- _Extract to read_

===============

Gone are the days when most wood stoves saw the addition of a stout rabbit a regular occurrence. Strangely the prolific creatures are actually a kind of expensive rarity these days. Grocery stores sell them as a specialty meat at upwards of twenty dollars a piece! For the average person, the succulent rabbit may be found less expensive if hunted or homegrown. We were the lucky recipients of two homegrown rabbits raised on fodder at the high mountain home of our friends. We were up on the mountain for a weekend of fur trapping and helped to butcher 13 rabbits. The Mountain Man and his wife Paulette were so kind as to send us home with two of the fresh, healthy delicacies. Once at home I started researching some creative ways to cook them. I had never cooked a rabbit before so I thoroughly enjoyed reading about the different methods. One method particularly intrigued me and I soon found myself at the store purchasing the specialty spices and herbs used to create the most succulent and mouth watering dish I have enjoyed in some time….Rabbit Confit. The results were so incredibly delicious I had to share it. This method of cooking was completely new to me but truly simple, easy and perfect for rabbit meat. I hope you take the time to try it. I know you won’t be disappointed.
1 whole rabbit, skinned and cut into 8 pieces
1 shallot, peeled
10 cloves garlic, peeled
6 dried bay leaves
2 t. cracked black pepper
2 t. anise seeds
6 cardamom pods
10 sprigs fresh thyme
1 T. dried rosemary
2 t. mustard seeds
1 T. salt
About 3 to 6 cups or so of oil, I used mostly olive oil with the addition of some vegetable oil. Canola oil with the olive oil can also be used.

===============

- _Excerpted records_
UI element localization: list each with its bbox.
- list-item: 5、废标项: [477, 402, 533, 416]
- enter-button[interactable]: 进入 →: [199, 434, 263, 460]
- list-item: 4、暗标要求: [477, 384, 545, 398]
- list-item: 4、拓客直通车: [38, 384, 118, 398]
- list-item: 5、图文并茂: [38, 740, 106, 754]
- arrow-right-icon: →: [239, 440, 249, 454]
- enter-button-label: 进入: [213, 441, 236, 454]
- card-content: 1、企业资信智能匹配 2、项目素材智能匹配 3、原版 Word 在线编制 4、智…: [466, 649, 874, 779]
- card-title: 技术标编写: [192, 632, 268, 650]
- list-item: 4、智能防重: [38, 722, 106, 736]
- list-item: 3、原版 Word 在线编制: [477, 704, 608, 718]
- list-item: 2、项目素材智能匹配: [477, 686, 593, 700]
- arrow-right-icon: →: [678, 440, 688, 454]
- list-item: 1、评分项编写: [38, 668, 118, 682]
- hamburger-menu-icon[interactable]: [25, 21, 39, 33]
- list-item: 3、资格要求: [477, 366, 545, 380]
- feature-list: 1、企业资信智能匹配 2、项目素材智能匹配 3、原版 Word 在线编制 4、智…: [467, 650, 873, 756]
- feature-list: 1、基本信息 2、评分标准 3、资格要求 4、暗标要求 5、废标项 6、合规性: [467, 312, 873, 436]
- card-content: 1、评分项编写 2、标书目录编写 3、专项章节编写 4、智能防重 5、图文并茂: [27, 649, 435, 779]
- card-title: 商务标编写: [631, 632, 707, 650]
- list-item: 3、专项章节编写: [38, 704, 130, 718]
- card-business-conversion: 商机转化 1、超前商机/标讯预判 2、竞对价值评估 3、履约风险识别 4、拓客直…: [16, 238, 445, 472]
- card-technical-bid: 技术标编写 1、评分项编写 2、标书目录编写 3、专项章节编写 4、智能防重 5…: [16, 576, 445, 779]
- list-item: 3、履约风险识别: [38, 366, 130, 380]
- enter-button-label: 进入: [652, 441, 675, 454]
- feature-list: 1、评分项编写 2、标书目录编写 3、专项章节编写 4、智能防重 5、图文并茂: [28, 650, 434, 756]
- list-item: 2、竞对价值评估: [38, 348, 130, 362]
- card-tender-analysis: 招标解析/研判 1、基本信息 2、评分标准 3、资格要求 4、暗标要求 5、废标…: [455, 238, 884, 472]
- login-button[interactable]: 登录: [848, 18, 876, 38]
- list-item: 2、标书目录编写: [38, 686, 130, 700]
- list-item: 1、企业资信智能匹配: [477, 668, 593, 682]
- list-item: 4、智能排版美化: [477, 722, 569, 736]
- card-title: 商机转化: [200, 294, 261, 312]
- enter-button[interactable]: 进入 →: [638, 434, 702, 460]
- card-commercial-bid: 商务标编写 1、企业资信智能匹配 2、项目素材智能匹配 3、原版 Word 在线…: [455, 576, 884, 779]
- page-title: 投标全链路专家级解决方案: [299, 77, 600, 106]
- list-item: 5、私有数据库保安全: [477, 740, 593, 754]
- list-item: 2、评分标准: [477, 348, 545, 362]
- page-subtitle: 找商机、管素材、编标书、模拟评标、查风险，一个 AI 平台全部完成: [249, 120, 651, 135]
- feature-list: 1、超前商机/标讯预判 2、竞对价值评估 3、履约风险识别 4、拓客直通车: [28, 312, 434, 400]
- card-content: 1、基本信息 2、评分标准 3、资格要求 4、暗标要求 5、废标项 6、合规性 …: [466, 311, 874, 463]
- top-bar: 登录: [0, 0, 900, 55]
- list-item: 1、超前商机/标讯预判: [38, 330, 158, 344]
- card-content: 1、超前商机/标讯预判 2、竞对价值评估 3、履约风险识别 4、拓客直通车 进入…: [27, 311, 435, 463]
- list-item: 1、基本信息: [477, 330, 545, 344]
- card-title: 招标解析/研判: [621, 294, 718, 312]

===============

- _Aim of the task_
Carry on the rabbit confit recipe from its last ingredient line, the one about the oil. You can leave the rows aside here.

- _Reply to the exercise_
Lemon wedges, for squeezing
Preheat the oven to 300 degrees. Rinse the rabbit and dry with paper towels. Place in a heavy 4-quart pot with a lid or a dutch oven.
Add the ingredients except for the oil and lemon. Slowly pour the oil over everything until the meat is covered by a half an inch.
Cut a piece of parchment paper to fit your pot and set it on the surface of the oil.
Cover with the lid and place in the oven. Keep an eye on the oil in the dish as it cooks. It should never be fully boiling but just barely simmering. I had to reduce the heat to 250 degrees after one hour. Cook about 3 hours or until the meat is tender but not falling off of the bones. Once it has cooked take it out of the oven. Heat a grill or pan until hot and sear the meat just a couple of minutes on each side.
Place on a plate and drizzle with a little of the confit oil and a squeezed wedge of lemon.